Transcribe the records that follow exactly. Skip the pictures.

(Dataset items)
start

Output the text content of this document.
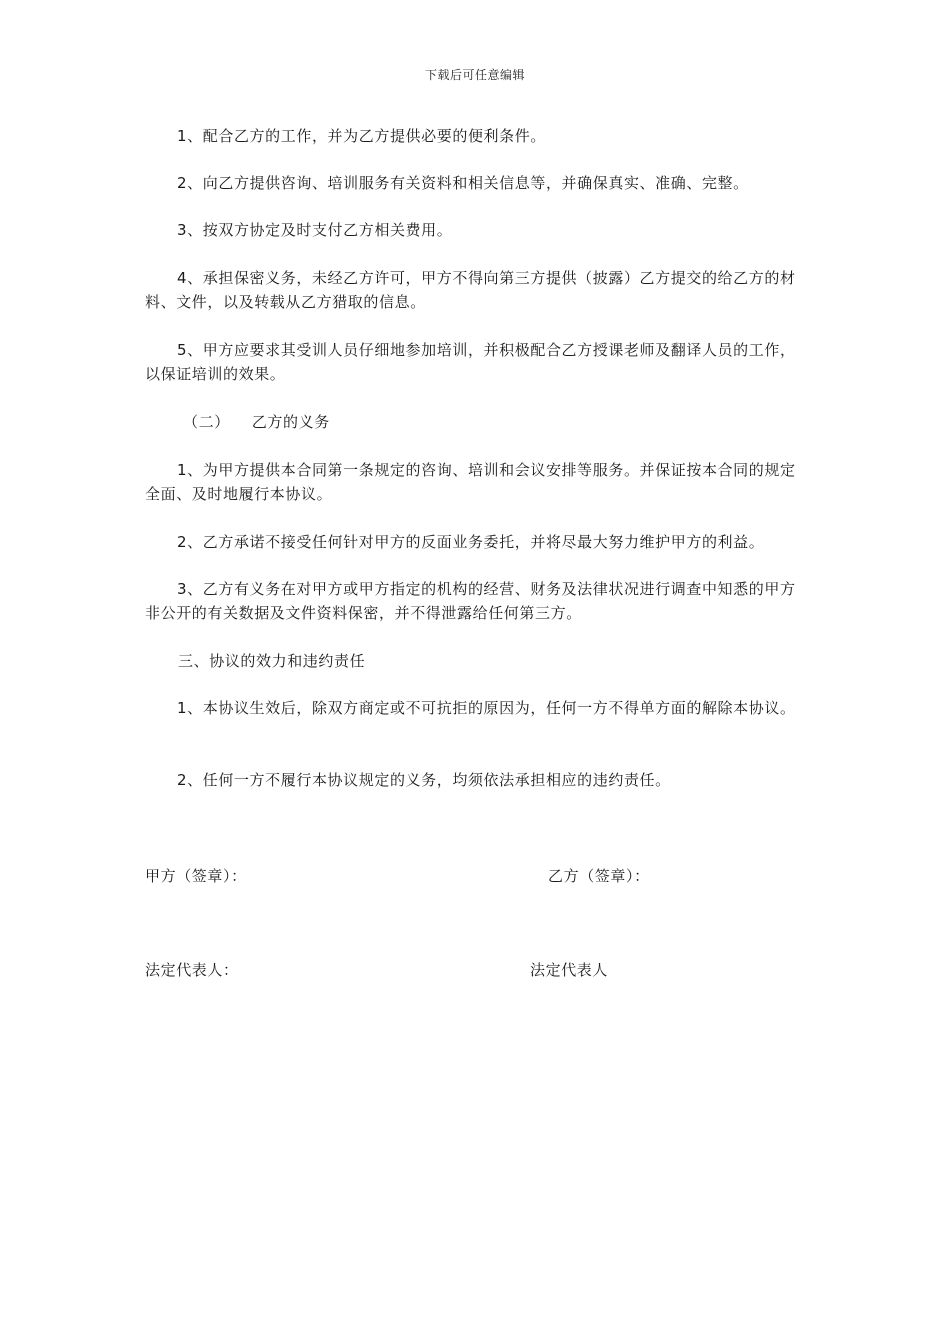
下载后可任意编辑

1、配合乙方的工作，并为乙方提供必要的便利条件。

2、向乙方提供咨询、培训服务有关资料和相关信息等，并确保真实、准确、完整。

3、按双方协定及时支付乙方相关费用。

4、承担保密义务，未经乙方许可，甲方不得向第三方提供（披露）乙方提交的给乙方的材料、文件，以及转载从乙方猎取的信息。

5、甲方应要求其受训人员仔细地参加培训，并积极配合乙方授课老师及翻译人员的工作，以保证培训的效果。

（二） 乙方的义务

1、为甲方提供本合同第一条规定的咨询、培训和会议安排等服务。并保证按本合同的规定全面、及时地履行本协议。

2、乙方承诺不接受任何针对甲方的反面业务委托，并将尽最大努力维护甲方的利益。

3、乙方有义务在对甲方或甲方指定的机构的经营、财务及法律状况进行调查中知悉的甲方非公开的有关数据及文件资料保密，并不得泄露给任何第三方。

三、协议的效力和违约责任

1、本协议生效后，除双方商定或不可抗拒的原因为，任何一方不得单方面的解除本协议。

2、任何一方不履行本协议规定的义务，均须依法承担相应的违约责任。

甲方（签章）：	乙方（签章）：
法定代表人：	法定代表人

end

SOLUTION TO THIS PROBLEM:
Output the text content of this document.
下载后可任意编辑

1、配合乙方的工作，并为乙方提供必要的便利条件。

2、向乙方提供咨询、培训服务有关资料和相关信息等，并确保真实、准确、完整。

3、按双方协定及时支付乙方相关费用。

4、承担保密义务，未经乙方许可，甲方不得向第三方提供（披露）乙方提交的给乙方的材料、文件，以及转载从乙方猎取的信息。

5、甲方应要求其受训人员仔细地参加培训，并积极配合乙方授课老师及翻译人员的工作，以保证培训的效果。

（二） 乙方的义务

1、为甲方提供本合同第一条规定的咨询、培训和会议安排等服务。并保证按本合同的规定全面、及时地履行本协议。

2、乙方承诺不接受任何针对甲方的反面业务委托，并将尽最大努力维护甲方的利益。

3、乙方有义务在对甲方或甲方指定的机构的经营、财务及法律状况进行调查中知悉的甲方非公开的有关数据及文件资料保密，并不得泄露给任何第三方。

三、协议的效力和违约责任

1、本协议生效后，除双方商定或不可抗拒的原因为，任何一方不得单方面的解除本协议。

2、任何一方不履行本协议规定的义务，均须依法承担相应的违约责任。

甲方（签章）：	乙方（签章）：
法定代表人：	法定代表人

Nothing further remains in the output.